Your task:
Recast everything from the first row down to the row containing "js-icon: JS [32,31,60,59]" as a Markdown table with the columns Index and Text, giving each row's number and line and leaving out blank lines.
* start Extracted data *
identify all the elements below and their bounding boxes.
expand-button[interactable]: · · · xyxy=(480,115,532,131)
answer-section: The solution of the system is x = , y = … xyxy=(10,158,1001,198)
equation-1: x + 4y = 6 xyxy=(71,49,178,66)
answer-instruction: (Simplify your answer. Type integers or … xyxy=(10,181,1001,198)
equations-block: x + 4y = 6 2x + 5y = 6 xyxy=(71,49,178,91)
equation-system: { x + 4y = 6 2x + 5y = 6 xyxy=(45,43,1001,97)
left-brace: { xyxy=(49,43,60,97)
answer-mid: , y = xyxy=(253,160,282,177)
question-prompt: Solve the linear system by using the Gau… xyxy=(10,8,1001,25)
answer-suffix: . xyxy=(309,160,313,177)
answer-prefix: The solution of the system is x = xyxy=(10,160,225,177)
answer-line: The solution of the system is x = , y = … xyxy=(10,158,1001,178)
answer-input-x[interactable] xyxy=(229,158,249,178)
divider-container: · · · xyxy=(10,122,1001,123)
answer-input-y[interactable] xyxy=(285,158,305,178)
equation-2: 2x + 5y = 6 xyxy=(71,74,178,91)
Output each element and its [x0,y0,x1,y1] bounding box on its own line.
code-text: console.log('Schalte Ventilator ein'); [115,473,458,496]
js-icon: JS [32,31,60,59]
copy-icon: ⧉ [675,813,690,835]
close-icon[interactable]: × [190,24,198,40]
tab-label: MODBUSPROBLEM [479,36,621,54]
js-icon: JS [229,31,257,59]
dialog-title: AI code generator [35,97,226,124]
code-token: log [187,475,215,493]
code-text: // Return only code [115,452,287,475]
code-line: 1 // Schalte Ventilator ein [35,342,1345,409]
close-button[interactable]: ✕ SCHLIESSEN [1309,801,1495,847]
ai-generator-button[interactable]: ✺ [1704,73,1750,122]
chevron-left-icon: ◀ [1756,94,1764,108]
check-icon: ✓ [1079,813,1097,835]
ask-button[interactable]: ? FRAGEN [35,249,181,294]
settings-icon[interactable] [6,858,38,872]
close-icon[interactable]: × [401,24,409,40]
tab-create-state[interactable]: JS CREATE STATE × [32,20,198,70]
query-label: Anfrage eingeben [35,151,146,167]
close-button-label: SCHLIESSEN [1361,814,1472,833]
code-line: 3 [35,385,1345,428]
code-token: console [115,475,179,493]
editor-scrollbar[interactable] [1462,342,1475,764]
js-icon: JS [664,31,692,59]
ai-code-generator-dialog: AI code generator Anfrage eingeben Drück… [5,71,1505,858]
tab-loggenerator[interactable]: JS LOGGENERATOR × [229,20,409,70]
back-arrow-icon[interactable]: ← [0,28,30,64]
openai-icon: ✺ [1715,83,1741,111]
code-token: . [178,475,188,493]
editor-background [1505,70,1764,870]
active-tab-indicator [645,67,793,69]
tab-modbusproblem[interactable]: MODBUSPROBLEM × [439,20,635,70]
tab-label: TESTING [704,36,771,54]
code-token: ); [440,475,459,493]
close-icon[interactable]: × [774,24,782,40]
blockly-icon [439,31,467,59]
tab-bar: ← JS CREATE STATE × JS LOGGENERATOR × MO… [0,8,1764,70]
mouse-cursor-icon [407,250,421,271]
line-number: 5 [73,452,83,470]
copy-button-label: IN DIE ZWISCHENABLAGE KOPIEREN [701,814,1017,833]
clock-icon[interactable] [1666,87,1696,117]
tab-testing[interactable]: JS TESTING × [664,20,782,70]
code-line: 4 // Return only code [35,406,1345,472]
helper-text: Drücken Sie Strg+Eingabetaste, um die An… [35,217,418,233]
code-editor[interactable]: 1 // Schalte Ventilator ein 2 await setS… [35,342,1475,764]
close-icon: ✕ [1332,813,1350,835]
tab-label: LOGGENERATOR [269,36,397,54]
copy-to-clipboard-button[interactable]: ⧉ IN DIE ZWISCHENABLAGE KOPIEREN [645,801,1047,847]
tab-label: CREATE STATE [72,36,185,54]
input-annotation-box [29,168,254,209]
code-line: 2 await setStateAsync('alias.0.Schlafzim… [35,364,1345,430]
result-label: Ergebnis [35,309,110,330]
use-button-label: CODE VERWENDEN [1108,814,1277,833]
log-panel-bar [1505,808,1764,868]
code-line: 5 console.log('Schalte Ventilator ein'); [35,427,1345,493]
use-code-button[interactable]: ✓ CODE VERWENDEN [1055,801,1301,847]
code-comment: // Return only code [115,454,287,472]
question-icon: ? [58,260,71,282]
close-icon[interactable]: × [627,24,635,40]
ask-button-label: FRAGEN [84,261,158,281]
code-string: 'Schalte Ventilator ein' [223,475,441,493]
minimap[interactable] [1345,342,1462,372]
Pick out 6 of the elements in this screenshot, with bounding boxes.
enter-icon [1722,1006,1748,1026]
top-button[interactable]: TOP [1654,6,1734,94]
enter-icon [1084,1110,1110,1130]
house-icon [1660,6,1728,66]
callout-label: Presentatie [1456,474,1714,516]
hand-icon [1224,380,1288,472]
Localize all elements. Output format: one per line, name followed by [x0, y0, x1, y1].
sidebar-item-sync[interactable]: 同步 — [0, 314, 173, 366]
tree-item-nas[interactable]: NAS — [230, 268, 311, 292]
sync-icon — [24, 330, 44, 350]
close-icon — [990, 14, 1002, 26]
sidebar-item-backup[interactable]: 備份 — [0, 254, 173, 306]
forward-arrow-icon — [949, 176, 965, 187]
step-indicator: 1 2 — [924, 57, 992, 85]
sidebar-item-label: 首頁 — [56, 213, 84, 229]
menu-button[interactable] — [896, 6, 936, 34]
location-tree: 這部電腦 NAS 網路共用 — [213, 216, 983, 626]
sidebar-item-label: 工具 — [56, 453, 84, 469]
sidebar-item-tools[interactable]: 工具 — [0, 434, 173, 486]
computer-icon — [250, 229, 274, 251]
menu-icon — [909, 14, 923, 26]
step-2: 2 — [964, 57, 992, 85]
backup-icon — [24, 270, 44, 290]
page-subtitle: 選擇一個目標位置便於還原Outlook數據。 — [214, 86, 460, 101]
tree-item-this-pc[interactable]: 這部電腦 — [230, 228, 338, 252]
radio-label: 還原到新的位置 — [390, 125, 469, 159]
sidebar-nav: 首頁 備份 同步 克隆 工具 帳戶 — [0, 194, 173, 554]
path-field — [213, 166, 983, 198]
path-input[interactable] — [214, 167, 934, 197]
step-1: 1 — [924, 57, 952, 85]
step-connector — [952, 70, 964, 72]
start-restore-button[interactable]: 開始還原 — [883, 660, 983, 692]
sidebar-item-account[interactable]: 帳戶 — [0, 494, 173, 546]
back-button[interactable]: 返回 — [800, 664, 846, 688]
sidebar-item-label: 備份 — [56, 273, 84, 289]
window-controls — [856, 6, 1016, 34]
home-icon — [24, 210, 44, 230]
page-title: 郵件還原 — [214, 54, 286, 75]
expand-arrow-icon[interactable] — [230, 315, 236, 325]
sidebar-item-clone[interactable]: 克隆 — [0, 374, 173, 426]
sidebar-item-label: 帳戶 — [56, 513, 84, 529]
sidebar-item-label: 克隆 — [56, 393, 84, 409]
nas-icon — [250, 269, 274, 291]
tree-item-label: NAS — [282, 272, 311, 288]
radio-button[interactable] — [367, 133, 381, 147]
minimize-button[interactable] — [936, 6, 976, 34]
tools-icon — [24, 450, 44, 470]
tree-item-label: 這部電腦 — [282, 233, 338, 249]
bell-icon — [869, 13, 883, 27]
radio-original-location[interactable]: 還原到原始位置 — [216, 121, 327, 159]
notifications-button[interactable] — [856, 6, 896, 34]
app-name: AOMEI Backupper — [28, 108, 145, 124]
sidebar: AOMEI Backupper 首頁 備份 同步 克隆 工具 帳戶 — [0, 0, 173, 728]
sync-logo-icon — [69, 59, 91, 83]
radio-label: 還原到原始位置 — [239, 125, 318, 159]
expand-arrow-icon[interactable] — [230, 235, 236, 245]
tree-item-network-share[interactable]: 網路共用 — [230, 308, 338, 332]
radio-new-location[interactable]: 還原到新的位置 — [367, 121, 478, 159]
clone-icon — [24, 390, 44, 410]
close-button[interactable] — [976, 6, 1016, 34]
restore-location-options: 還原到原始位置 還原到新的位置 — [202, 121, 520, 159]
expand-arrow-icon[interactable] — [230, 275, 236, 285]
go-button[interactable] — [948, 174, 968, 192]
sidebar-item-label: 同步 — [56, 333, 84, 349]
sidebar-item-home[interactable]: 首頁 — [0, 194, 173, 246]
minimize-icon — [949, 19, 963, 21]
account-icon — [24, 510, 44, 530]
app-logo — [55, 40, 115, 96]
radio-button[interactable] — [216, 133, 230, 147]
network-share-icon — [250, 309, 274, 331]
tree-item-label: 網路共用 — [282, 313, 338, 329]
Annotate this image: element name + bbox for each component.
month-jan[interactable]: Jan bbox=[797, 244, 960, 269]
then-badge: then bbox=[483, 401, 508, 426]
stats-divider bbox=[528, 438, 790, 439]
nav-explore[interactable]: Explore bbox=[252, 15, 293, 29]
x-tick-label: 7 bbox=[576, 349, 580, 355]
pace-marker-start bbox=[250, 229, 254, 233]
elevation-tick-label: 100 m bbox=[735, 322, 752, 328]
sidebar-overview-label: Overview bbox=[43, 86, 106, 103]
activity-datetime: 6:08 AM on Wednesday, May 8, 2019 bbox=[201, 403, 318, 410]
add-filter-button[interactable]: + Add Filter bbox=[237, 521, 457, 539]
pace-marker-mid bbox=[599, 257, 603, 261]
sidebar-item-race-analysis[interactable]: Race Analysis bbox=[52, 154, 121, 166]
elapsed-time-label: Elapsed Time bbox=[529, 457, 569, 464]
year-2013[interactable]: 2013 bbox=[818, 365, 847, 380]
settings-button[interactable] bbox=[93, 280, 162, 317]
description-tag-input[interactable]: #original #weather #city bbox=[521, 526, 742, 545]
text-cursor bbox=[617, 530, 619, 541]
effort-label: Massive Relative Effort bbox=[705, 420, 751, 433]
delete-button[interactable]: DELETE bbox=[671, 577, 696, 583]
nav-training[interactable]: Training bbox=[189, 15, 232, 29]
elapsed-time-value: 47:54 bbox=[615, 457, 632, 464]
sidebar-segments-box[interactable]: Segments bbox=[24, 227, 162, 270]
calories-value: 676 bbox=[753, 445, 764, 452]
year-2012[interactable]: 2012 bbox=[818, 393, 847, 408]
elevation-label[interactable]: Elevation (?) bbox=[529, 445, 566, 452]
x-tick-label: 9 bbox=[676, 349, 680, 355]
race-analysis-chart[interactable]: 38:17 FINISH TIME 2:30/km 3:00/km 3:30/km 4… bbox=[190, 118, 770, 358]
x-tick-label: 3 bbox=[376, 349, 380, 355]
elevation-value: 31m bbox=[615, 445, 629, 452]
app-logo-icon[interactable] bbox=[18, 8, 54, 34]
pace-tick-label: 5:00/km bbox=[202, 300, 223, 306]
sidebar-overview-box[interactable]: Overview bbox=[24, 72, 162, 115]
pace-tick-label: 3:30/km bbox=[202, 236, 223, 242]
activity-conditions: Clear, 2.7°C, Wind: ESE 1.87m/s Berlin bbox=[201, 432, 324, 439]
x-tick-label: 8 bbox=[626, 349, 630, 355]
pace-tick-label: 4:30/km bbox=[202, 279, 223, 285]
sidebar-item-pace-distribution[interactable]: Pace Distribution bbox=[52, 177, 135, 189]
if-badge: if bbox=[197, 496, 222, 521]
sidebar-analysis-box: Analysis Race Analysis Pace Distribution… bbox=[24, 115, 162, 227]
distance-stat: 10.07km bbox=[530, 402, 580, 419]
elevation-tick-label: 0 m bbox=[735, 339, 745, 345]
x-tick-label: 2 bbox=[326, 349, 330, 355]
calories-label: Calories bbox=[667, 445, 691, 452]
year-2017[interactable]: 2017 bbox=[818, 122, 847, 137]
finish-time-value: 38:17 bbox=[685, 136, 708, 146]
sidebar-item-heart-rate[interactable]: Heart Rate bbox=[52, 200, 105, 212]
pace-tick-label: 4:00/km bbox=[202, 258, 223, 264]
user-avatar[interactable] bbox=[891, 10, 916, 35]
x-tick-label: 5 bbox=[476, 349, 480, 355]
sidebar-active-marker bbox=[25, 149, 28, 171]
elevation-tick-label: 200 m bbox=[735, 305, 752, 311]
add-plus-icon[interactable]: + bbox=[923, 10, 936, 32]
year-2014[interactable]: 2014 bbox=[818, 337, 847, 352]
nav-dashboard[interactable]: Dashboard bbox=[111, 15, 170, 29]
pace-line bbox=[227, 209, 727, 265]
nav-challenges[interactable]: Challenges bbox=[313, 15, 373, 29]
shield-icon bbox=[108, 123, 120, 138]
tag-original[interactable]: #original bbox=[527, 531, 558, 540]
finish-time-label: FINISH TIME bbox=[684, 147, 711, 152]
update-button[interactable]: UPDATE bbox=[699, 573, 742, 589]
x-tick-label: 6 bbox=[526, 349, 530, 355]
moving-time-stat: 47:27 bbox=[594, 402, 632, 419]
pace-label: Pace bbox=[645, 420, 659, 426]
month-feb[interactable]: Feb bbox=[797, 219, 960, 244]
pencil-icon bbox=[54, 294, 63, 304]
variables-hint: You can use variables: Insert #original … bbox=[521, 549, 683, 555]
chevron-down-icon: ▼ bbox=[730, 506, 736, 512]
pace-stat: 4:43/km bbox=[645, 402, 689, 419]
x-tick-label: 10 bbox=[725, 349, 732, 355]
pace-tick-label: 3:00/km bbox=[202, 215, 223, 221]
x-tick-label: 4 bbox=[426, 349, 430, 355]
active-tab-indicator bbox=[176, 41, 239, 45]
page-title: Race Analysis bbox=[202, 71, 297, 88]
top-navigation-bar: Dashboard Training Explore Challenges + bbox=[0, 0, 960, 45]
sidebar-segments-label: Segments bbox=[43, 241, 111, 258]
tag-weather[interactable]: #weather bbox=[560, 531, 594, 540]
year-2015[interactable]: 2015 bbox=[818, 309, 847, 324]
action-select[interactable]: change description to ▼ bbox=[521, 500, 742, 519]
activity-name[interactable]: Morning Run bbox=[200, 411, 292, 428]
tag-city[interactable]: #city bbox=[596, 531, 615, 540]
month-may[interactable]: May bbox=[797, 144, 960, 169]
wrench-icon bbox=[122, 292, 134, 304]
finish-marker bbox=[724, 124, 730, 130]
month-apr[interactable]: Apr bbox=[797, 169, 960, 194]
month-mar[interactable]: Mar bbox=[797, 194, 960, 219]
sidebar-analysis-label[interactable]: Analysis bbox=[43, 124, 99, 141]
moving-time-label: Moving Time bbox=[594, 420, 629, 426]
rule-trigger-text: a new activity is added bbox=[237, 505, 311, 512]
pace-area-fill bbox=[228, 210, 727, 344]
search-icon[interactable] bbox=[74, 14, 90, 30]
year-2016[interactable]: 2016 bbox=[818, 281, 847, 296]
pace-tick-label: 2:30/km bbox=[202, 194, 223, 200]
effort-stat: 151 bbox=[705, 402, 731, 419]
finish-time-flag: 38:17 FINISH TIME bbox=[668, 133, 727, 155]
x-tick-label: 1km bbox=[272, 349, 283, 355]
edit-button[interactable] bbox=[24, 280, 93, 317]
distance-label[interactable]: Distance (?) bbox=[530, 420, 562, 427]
* end Extracted data *
Result:
| Index | Text |
|---|---|
| 1 | identify all the elements below and their bounding boxes. |
| 2 | expand-button[interactable]: · · · xyxy=(480,115,532,131) |
| 3 | answer-section: The solution of the system is x = , y = … xyxy=(10,158,1001,198) |
| 4 | equation-1: x + 4y = 6 xyxy=(71,49,178,66) |
| 5 | answer-instruction: (Simplify your answer. Type integers or … xyxy=(10,181,1001,198) |
| 6 | equations-block: x + 4y = 6 2x + 5y = 6 xyxy=(71,49,178,91) |
| 7 | equation-system: { x + 4y = 6 2x + 5y = 6 xyxy=(45,43,1001,97) |
| 8 | left-brace: { xyxy=(49,43,60,97) |
| 9 | answer-mid: , y = xyxy=(253,160,282,177) |
| 10 | question-prompt: Solve the linear system by using the Gau… xyxy=(10,8,1001,25) |
| 11 | answer-suffix: . xyxy=(309,160,313,177) |
| 12 | answer-prefix: The solution of the system is x = xyxy=(10,160,225,177) |
| 13 | answer-line: The solution of the system is x = , y = … xyxy=(10,158,1001,178) |
| 14 | answer-input-x[interactable] xyxy=(229,158,249,178) |
| 15 | divider-container: · · · xyxy=(10,122,1001,123) |
| 16 | answer-input-y[interactable] xyxy=(285,158,305,178) |
| 17 | equation-2: 2x + 5y = 6 xyxy=(71,74,178,91) |
| 18 | Output each element and its [x0,y0,x1,y1] bounding box on its own line. |
| 19 | code-text: console.log('Schalte Ventilator ein'); [115,473,458,496] |
| 20 | js-icon: JS [32,31,60,59] |